--- start of RECORDS FOR THE TASK ---

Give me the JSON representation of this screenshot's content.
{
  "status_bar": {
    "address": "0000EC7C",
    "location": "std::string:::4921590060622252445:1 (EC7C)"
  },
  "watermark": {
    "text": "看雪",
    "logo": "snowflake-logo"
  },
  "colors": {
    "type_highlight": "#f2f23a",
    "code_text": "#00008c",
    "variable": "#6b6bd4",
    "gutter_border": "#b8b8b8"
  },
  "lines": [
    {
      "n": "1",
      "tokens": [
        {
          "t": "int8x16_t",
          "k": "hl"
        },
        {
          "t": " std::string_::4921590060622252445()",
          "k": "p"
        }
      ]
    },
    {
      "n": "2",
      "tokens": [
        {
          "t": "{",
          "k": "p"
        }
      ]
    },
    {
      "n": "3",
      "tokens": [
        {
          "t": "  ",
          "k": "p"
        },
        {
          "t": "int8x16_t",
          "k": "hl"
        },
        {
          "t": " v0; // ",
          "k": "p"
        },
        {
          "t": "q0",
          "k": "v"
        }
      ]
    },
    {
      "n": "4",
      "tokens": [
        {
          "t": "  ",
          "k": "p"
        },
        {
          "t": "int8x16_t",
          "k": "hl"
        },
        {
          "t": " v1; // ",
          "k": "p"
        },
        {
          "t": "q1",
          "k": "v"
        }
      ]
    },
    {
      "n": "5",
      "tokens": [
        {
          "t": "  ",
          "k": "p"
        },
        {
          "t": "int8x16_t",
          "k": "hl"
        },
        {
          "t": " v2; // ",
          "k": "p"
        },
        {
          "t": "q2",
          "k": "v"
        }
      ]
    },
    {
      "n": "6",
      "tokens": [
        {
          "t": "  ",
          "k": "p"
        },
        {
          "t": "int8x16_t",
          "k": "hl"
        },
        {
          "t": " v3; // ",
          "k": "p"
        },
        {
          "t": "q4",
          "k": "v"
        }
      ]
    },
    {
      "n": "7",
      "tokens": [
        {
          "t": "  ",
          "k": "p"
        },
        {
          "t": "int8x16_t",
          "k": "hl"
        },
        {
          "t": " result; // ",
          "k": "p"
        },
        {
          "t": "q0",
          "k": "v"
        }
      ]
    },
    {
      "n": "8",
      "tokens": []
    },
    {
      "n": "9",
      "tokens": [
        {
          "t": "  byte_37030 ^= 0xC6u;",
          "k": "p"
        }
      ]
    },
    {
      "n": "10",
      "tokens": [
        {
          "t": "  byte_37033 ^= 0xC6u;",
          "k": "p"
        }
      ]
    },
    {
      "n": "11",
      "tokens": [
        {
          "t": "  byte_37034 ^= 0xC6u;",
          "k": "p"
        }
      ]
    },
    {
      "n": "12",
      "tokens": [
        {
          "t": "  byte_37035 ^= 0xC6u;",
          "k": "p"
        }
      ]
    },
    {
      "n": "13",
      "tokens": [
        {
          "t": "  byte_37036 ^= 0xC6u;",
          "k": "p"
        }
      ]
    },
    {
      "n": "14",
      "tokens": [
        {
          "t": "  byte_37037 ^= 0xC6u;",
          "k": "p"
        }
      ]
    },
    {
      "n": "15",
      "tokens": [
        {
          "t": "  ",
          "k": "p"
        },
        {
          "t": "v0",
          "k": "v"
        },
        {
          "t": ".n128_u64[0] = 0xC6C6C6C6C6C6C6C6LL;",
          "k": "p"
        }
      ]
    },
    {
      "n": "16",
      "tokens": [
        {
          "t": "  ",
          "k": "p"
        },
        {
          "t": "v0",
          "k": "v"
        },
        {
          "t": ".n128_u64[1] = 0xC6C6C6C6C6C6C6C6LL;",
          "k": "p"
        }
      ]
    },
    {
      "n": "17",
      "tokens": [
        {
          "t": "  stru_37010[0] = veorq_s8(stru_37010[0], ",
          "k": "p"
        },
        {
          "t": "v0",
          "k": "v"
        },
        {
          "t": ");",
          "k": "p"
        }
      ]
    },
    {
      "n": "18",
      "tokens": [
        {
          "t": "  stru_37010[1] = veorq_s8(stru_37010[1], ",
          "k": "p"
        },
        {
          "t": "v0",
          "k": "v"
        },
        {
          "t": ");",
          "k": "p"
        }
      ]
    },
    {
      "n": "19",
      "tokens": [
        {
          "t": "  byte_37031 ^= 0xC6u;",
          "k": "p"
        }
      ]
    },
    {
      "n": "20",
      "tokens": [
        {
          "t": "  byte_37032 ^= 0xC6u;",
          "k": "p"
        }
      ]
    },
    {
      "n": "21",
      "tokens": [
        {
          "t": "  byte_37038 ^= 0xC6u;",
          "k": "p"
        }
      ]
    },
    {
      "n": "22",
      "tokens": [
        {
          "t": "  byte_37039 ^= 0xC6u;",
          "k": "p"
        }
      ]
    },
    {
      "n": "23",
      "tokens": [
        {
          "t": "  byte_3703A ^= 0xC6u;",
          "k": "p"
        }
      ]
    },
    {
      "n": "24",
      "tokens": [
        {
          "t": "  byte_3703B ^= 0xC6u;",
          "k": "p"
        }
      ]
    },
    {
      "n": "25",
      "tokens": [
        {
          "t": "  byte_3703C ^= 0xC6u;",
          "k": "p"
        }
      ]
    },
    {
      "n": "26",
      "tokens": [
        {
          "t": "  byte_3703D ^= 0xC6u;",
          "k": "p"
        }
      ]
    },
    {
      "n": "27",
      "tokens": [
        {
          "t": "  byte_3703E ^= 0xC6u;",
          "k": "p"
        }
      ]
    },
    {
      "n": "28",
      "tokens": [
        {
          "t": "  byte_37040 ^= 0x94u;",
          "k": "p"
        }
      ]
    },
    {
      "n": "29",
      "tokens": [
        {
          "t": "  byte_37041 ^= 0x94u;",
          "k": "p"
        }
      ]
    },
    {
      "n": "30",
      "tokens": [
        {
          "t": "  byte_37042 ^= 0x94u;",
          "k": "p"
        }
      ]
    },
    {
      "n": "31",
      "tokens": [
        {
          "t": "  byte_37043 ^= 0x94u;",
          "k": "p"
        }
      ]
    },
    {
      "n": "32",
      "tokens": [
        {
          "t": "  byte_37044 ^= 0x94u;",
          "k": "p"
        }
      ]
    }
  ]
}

--- end of RECORDS FOR THE TASK ---

Write each line above out exactly.

**ANSWER BELOW**
Give me the JSON representation of this screenshot's content.
{
  "status_bar": {
    "address": "0000EC7C",
    "location": "std::string:::4921590060622252445:1 (EC7C)"
  },
  "watermark": {
    "text": "看雪",
    "logo": "snowflake-logo"
  },
  "colors": {
    "type_highlight": "#f2f23a",
    "code_text": "#00008c",
    "variable": "#6b6bd4",
    "gutter_border": "#b8b8b8"
  },
  "lines": [
    {
      "n": "1",
      "tokens": [
        {
          "t": "int8x16_t",
          "k": "hl"
        },
        {
          "t": " std::string_::4921590060622252445()",
          "k": "p"
        }
      ]
    },
    {
      "n": "2",
      "tokens": [
        {
          "t": "{",
          "k": "p"
        }
      ]
    },
    {
      "n": "3",
      "tokens": [
        {
          "t": "  ",
          "k": "p"
        },
        {
          "t": "int8x16_t",
          "k": "hl"
        },
        {
          "t": " v0; // ",
          "k": "p"
        },
        {
          "t": "q0",
          "k": "v"
        }
      ]
    },
    {
      "n": "4",
      "tokens": [
        {
          "t": "  ",
          "k": "p"
        },
        {
          "t": "int8x16_t",
          "k": "hl"
        },
        {
          "t": " v1; // ",
          "k": "p"
        },
        {
          "t": "q1",
          "k": "v"
        }
      ]
    },
    {
      "n": "5",
      "tokens": [
        {
          "t": "  ",
          "k": "p"
        },
        {
          "t": "int8x16_t",
          "k": "hl"
        },
        {
          "t": " v2; // ",
          "k": "p"
        },
        {
          "t": "q2",
          "k": "v"
        }
      ]
    },
    {
      "n": "6",
      "tokens": [
        {
          "t": "  ",
          "k": "p"
        },
        {
          "t": "int8x16_t",
          "k": "hl"
        },
        {
          "t": " v3; // ",
          "k": "p"
        },
        {
          "t": "q4",
          "k": "v"
        }
      ]
    },
    {
      "n": "7",
      "tokens": [
        {
          "t": "  ",
          "k": "p"
        },
        {
          "t": "int8x16_t",
          "k": "hl"
        },
        {
          "t": " result; // ",
          "k": "p"
        },
        {
          "t": "q0",
          "k": "v"
        }
      ]
    },
    {
      "n": "8",
      "tokens": []
    },
    {
      "n": "9",
      "tokens": [
        {
          "t": "  byte_37030 ^= 0xC6u;",
          "k": "p"
        }
      ]
    },
    {
      "n": "10",
      "tokens": [
        {
          "t": "  byte_37033 ^= 0xC6u;",
          "k": "p"
        }
      ]
    },
    {
      "n": "11",
      "tokens": [
        {
          "t": "  byte_37034 ^= 0xC6u;",
          "k": "p"
        }
      ]
    },
    {
      "n": "12",
      "tokens": [
        {
          "t": "  byte_37035 ^= 0xC6u;",
          "k": "p"
        }
      ]
    },
    {
      "n": "13",
      "tokens": [
        {
          "t": "  byte_37036 ^= 0xC6u;",
          "k": "p"
        }
      ]
    },
    {
      "n": "14",
      "tokens": [
        {
          "t": "  byte_37037 ^= 0xC6u;",
          "k": "p"
        }
      ]
    },
    {
      "n": "15",
      "tokens": [
        {
          "t": "  ",
          "k": "p"
        },
        {
          "t": "v0",
          "k": "v"
        },
        {
          "t": ".n128_u64[0] = 0xC6C6C6C6C6C6C6C6LL;",
          "k": "p"
        }
      ]
    },
    {
      "n": "16",
      "tokens": [
        {
          "t": "  ",
          "k": "p"
        },
        {
          "t": "v0",
          "k": "v"
        },
        {
          "t": ".n128_u64[1] = 0xC6C6C6C6C6C6C6C6LL;",
          "k": "p"
        }
      ]
    },
    {
      "n": "17",
      "tokens": [
        {
          "t": "  stru_37010[0] = veorq_s8(stru_37010[0], ",
          "k": "p"
        },
        {
          "t": "v0",
          "k": "v"
        },
        {
          "t": ");",
          "k": "p"
        }
      ]
    },
    {
      "n": "18",
      "tokens": [
        {
          "t": "  stru_37010[1] = veorq_s8(stru_37010[1], ",
          "k": "p"
        },
        {
          "t": "v0",
          "k": "v"
        },
        {
          "t": ");",
          "k": "p"
        }
      ]
    },
    {
      "n": "19",
      "tokens": [
        {
          "t": "  byte_37031 ^= 0xC6u;",
          "k": "p"
        }
      ]
    },
    {
      "n": "20",
      "tokens": [
        {
          "t": "  byte_37032 ^= 0xC6u;",
          "k": "p"
        }
      ]
    },
    {
      "n": "21",
      "tokens": [
        {
          "t": "  byte_37038 ^= 0xC6u;",
          "k": "p"
        }
      ]
    },
    {
      "n": "22",
      "tokens": [
        {
          "t": "  byte_37039 ^= 0xC6u;",
          "k": "p"
        }
      ]
    },
    {
      "n": "23",
      "tokens": [
        {
          "t": "  byte_3703A ^= 0xC6u;",
          "k": "p"
        }
      ]
    },
    {
      "n": "24",
      "tokens": [
        {
          "t": "  byte_3703B ^= 0xC6u;",
          "k": "p"
        }
      ]
    },
    {
      "n": "25",
      "tokens": [
        {
          "t": "  byte_3703C ^= 0xC6u;",
          "k": "p"
        }
      ]
    },
    {
      "n": "26",
      "tokens": [
        {
          "t": "  byte_3703D ^= 0xC6u;",
          "k": "p"
        }
      ]
    },
    {
      "n": "27",
      "tokens": [
        {
          "t": "  byte_3703E ^= 0xC6u;",
          "k": "p"
        }
      ]
    },
    {
      "n": "28",
      "tokens": [
        {
          "t": "  byte_37040 ^= 0x94u;",
          "k": "p"
        }
      ]
    },
    {
      "n": "29",
      "tokens": [
        {
          "t": "  byte_37041 ^= 0x94u;",
          "k": "p"
        }
      ]
    },
    {
      "n": "30",
      "tokens": [
        {
          "t": "  byte_37042 ^= 0x94u;",
          "k": "p"
        }
      ]
    },
    {
      "n": "31",
      "tokens": [
        {
          "t": "  byte_37043 ^= 0x94u;",
          "k": "p"
        }
      ]
    },
    {
      "n": "32",
      "tokens": [
        {
          "t": "  byte_37044 ^= 0x94u;",
          "k": "p"
        }
      ]
    }
  ]
}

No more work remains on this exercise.